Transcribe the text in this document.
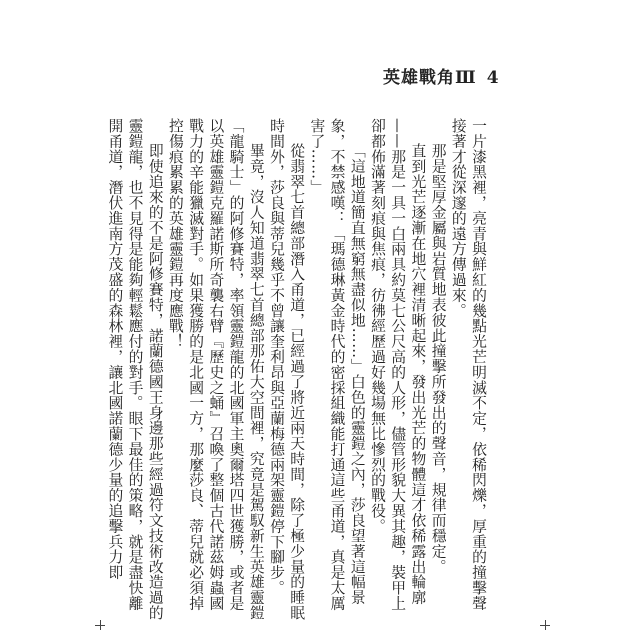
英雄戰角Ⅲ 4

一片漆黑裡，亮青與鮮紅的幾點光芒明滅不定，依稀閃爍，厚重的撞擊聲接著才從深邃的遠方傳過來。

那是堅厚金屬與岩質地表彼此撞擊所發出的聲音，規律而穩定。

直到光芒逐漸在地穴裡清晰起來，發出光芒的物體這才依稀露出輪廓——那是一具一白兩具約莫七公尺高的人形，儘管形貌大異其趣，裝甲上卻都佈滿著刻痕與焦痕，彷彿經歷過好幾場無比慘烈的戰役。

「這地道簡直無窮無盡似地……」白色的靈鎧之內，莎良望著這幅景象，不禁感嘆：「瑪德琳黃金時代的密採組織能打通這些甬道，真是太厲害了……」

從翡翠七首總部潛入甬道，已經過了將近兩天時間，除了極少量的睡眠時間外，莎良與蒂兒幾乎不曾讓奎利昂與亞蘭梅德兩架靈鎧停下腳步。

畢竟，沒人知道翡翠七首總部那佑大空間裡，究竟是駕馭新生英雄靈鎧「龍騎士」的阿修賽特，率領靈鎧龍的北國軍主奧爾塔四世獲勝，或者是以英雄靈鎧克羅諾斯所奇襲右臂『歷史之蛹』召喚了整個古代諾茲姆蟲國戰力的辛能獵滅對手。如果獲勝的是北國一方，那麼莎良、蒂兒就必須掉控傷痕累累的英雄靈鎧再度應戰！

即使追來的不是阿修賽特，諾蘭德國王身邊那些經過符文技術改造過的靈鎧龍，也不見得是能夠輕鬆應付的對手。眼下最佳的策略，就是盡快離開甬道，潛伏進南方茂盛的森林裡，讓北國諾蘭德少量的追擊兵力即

### Work instructions
Working from the lines above, reproduce the material exactly and exclude its pictures.

### Answer to this task
Transcribe the text in this document.
英雄戰角Ⅲ 4

一片漆黑裡，亮青與鮮紅的幾點光芒明滅不定，依稀閃爍，厚重的撞擊聲接著才從深邃的遠方傳過來。

那是堅厚金屬與岩質地表彼此撞擊所發出的聲音，規律而穩定。

直到光芒逐漸在地穴裡清晰起來，發出光芒的物體這才依稀露出輪廓——那是一具一白兩具約莫七公尺高的人形，儘管形貌大異其趣，裝甲上卻都佈滿著刻痕與焦痕，彷彿經歷過好幾場無比慘烈的戰役。

「這地道簡直無窮無盡似地……」白色的靈鎧之內，莎良望著這幅景象，不禁感嘆：「瑪德琳黃金時代的密採組織能打通這些甬道，真是太厲害了……」

從翡翠七首總部潛入甬道，已經過了將近兩天時間，除了極少量的睡眠時間外，莎良與蒂兒幾乎不曾讓奎利昂與亞蘭梅德兩架靈鎧停下腳步。

畢竟，沒人知道翡翠七首總部那佑大空間裡，究竟是駕馭新生英雄靈鎧「龍騎士」的阿修賽特，率領靈鎧龍的北國軍主奧爾塔四世獲勝，或者是以英雄靈鎧克羅諾斯所奇襲右臂『歷史之蛹』召喚了整個古代諾茲姆蟲國戰力的辛能獵滅對手。如果獲勝的是北國一方，那麼莎良、蒂兒就必須掉控傷痕累累的英雄靈鎧再度應戰！

即使追來的不是阿修賽特，諾蘭德國王身邊那些經過符文技術改造過的靈鎧龍，也不見得是能夠輕鬆應付的對手。眼下最佳的策略，就是盡快離開甬道，潛伏進南方茂盛的森林裡，讓北國諾蘭德少量的追擊兵力即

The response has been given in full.